Exercise prompt: Among the following entries, count the lines that contain "extraction" and report only the result.

Records about charts and figures:
— Start —
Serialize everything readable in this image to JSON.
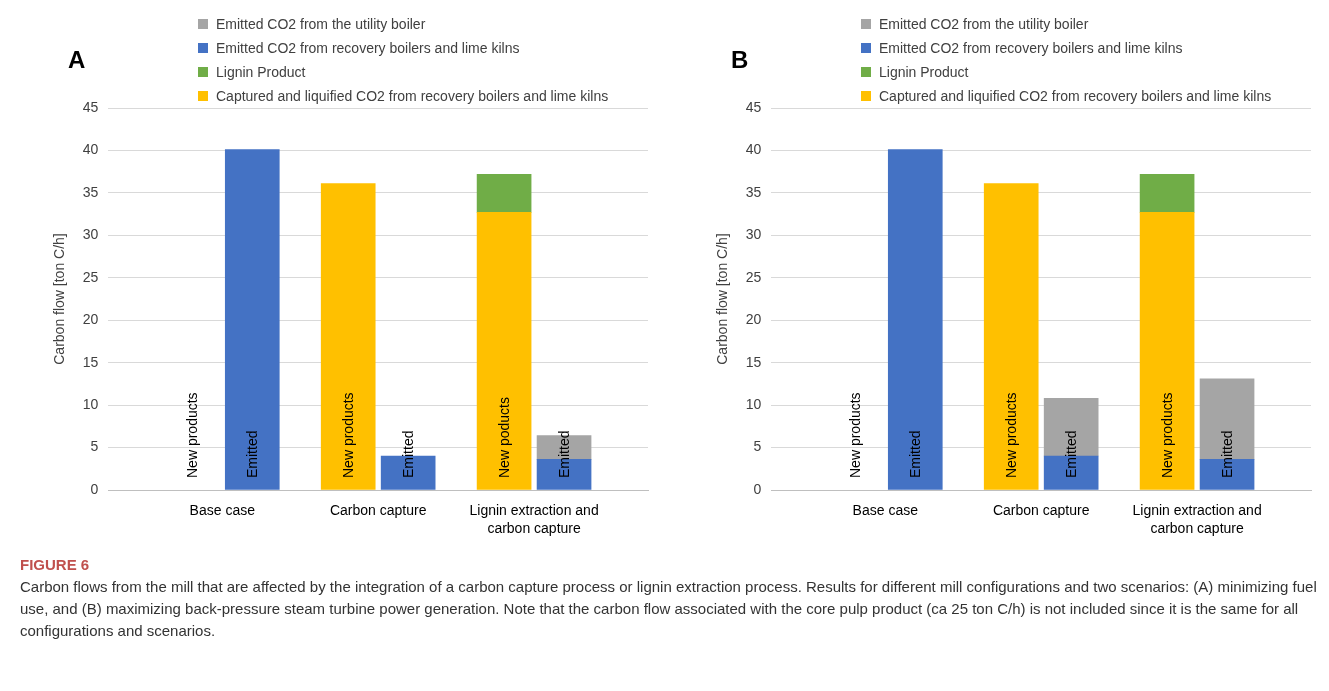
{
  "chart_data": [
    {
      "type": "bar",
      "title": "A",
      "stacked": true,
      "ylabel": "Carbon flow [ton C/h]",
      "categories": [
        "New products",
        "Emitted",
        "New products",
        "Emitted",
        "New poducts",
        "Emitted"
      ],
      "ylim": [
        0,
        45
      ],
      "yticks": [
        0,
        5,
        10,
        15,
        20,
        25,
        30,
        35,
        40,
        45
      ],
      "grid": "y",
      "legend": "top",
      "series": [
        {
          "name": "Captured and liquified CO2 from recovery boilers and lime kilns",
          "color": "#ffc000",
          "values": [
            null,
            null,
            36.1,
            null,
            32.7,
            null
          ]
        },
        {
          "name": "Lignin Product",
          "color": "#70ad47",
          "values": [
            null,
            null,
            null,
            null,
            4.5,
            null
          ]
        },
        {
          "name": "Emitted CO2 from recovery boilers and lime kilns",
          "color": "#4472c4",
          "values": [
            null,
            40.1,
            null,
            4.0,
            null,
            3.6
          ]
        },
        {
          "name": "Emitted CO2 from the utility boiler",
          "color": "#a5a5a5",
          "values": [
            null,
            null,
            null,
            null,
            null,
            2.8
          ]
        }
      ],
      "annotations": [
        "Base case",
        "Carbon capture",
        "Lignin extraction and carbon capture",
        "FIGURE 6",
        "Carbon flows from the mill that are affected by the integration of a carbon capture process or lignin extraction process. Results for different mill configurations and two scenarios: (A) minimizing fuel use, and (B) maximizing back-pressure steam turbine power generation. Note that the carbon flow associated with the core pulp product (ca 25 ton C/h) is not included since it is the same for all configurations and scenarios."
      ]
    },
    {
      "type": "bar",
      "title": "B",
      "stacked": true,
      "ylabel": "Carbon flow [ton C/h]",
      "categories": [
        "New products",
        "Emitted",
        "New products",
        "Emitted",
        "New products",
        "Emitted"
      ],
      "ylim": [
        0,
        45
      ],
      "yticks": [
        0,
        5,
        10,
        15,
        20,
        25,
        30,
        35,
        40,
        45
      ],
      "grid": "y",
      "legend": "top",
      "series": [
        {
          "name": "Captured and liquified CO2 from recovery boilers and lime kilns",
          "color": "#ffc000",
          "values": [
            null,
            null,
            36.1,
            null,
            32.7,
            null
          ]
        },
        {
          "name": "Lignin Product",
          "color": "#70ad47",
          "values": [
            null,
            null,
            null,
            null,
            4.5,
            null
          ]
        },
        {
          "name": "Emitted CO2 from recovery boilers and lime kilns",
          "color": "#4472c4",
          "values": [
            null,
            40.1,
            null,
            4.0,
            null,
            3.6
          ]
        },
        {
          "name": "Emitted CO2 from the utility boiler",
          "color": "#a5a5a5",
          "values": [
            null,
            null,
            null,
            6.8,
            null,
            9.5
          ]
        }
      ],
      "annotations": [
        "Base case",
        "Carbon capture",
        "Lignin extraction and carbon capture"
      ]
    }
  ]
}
— End —
Written answer: 3